» Material
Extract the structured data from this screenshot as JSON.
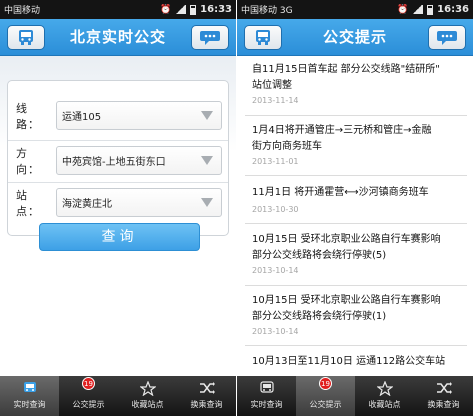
{
  "left": {
    "status": {
      "carrier": "中国移动",
      "time": "16:33"
    },
    "header": {
      "title": "北京实时公交"
    },
    "form": {
      "line_label": "线 路：",
      "line_value": "运通105",
      "direction_label": "方 向：",
      "direction_value": "中苑宾馆-上地五街东口",
      "stop_label": "站 点：",
      "stop_value": "海淀黄庄北"
    },
    "query_label": "查询",
    "tabs": [
      {
        "label": "实时查询"
      },
      {
        "label": "公交提示",
        "badge": "19"
      },
      {
        "label": "收藏站点"
      },
      {
        "label": "换乘查询"
      }
    ]
  },
  "right": {
    "status": {
      "carrier": "中国移动 3G",
      "time": "16:36"
    },
    "header": {
      "title": "公交提示"
    },
    "items": [
      {
        "title_l1": "自11月15日首车起 部分公交线路\"结研所\"",
        "title_l2": "站位调整",
        "date": "2013-11-14"
      },
      {
        "title_l1": "1月4日将开通管庄→三元桥和管庄→金融",
        "title_l2": "街方向商务班车",
        "date": "2013-11-01"
      },
      {
        "title_l1": "11月1日 将开通霍营⟷沙河镇商务班车",
        "title_l2": "",
        "date": "2013-10-30"
      },
      {
        "title_l1": "10月15日 受环北京职业公路自行车赛影响",
        "title_l2": "部分公交线路将会绕行停驶(5)",
        "date": "2013-10-14"
      },
      {
        "title_l1": "10月15日 受环北京职业公路自行车赛影响",
        "title_l2": "部分公交线路将会绕行停驶(1)",
        "date": "2013-10-14"
      },
      {
        "title_l1": "10月13日至11月10日 运通112路公交车站",
        "title_l2": "",
        "date": ""
      }
    ],
    "tabs": [
      {
        "label": "实时查询"
      },
      {
        "label": "公交提示",
        "badge": "19"
      },
      {
        "label": "收藏站点"
      },
      {
        "label": "换乘查询"
      }
    ]
  }
}
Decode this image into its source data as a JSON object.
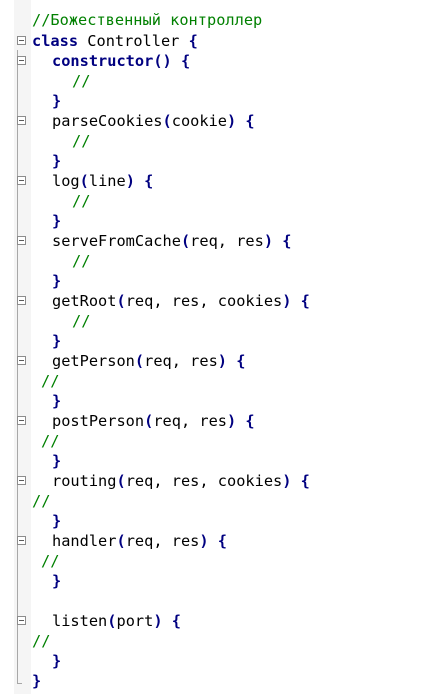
{
  "code": {
    "header_comment": "//Божественный контроллер",
    "class_keyword": "class",
    "class_name": "Controller",
    "open_brace": "{",
    "close_brace": "}",
    "comment": "//",
    "methods": [
      {
        "name": "constructor",
        "params": "",
        "open": "() {"
      },
      {
        "name": "parseCookies",
        "open": "(",
        "params": "cookie",
        "close": ") {"
      },
      {
        "name": "log",
        "open": "(",
        "params": "line",
        "close": ") {"
      },
      {
        "name": "serveFromCache",
        "open": "(",
        "params": "req, res",
        "close": ") {"
      },
      {
        "name": "getRoot",
        "open": "(",
        "params": "req, res, cookies",
        "close": ") {"
      },
      {
        "name": "getPerson",
        "open": "(",
        "params": "req, res",
        "close": ") {"
      },
      {
        "name": "postPerson",
        "open": "(",
        "params": "req, res",
        "close": ") {"
      },
      {
        "name": "routing",
        "open": "(",
        "params": "req, res, cookies",
        "close": ") {"
      },
      {
        "name": "handler",
        "open": "(",
        "params": "req, res",
        "close": ") {"
      },
      {
        "name": "listen",
        "open": "(",
        "params": "port",
        "close": ") {"
      }
    ]
  }
}
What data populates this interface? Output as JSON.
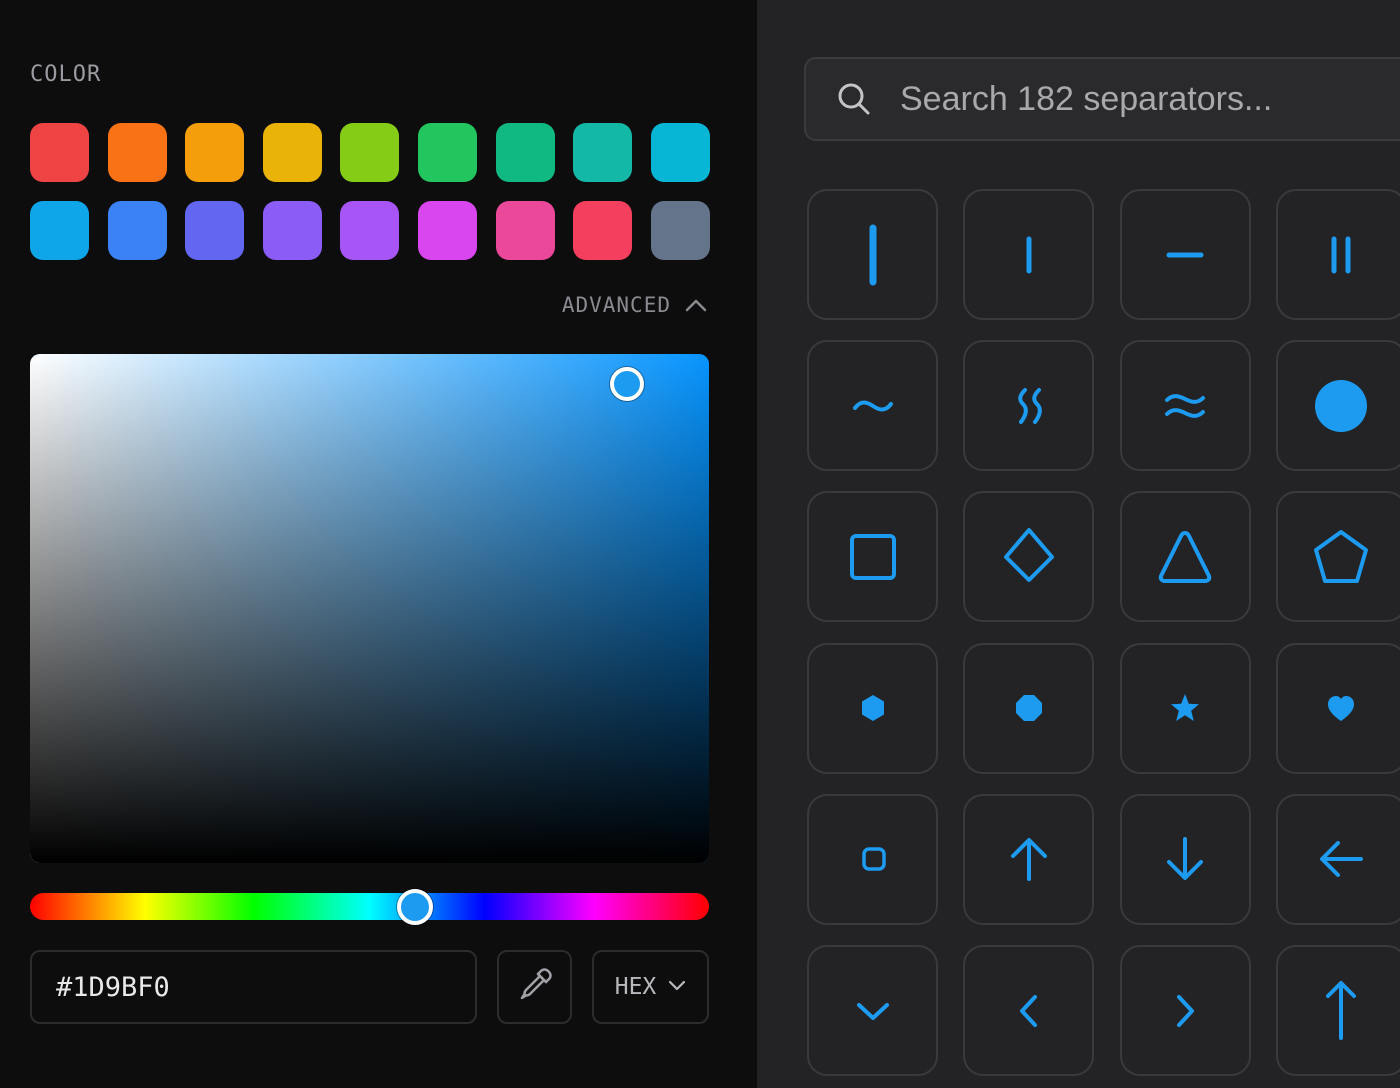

» Written problem
All entries are to be retyped exactly. Omit any embedded images.

» Exercise answer
Extract the structured data from this screenshot as JSON.
{
  "left": {
    "status": {
      "carrier": "中国移动",
      "time": "16:33"
    },
    "header": {
      "title": "北京实时公交"
    },
    "form": {
      "line_label": "线 路：",
      "line_value": "运通105",
      "direction_label": "方 向：",
      "direction_value": "中苑宾馆-上地五街东口",
      "stop_label": "站 点：",
      "stop_value": "海淀黄庄北"
    },
    "query_label": "查询",
    "tabs": [
      {
        "label": "实时查询"
      },
      {
        "label": "公交提示",
        "badge": "19"
      },
      {
        "label": "收藏站点"
      },
      {
        "label": "换乘查询"
      }
    ]
  },
  "right": {
    "status": {
      "carrier": "中国移动 3G",
      "time": "16:36"
    },
    "header": {
      "title": "公交提示"
    },
    "items": [
      {
        "title_l1": "自11月15日首车起 部分公交线路\"结研所\"",
        "title_l2": "站位调整",
        "date": "2013-11-14"
      },
      {
        "title_l1": "1月4日将开通管庄→三元桥和管庄→金融",
        "title_l2": "街方向商务班车",
        "date": "2013-11-01"
      },
      {
        "title_l1": "11月1日 将开通霍营⟷沙河镇商务班车",
        "title_l2": "",
        "date": "2013-10-30"
      },
      {
        "title_l1": "10月15日 受环北京职业公路自行车赛影响",
        "title_l2": "部分公交线路将会绕行停驶(5)",
        "date": "2013-10-14"
      },
      {
        "title_l1": "10月15日 受环北京职业公路自行车赛影响",
        "title_l2": "部分公交线路将会绕行停驶(1)",
        "date": "2013-10-14"
      },
      {
        "title_l1": "10月13日至11月10日 运通112路公交车站",
        "title_l2": "",
        "date": ""
      }
    ],
    "tabs": [
      {
        "label": "实时查询"
      },
      {
        "label": "公交提示",
        "badge": "19"
      },
      {
        "label": "收藏站点"
      },
      {
        "label": "换乘查询"
      }
    ]
  }
}
Decode this image into its source data as a JSON object.
{
  "code": {
    "header_comment": "//Божественный контроллер",
    "class_keyword": "class",
    "class_name": "Controller",
    "open_brace": "{",
    "close_brace": "}",
    "comment": "//",
    "methods": [
      {
        "name": "constructor",
        "params": "",
        "open": "() {"
      },
      {
        "name": "parseCookies",
        "open": "(",
        "params": "cookie",
        "close": ") {"
      },
      {
        "name": "log",
        "open": "(",
        "params": "line",
        "close": ") {"
      },
      {
        "name": "serveFromCache",
        "open": "(",
        "params": "req, res",
        "close": ") {"
      },
      {
        "name": "getRoot",
        "open": "(",
        "params": "req, res, cookies",
        "close": ") {"
      },
      {
        "name": "getPerson",
        "open": "(",
        "params": "req, res",
        "close": ") {"
      },
      {
        "name": "postPerson",
        "open": "(",
        "params": "req, res",
        "close": ") {"
      },
      {
        "name": "routing",
        "open": "(",
        "params": "req, res, cookies",
        "close": ") {"
      },
      {
        "name": "handler",
        "open": "(",
        "params": "req, res",
        "close": ") {"
      },
      {
        "name": "listen",
        "open": "(",
        "params": "port",
        "close": ") {"
      }
    ]
  }
}
What data populates this interface? Output as JSON.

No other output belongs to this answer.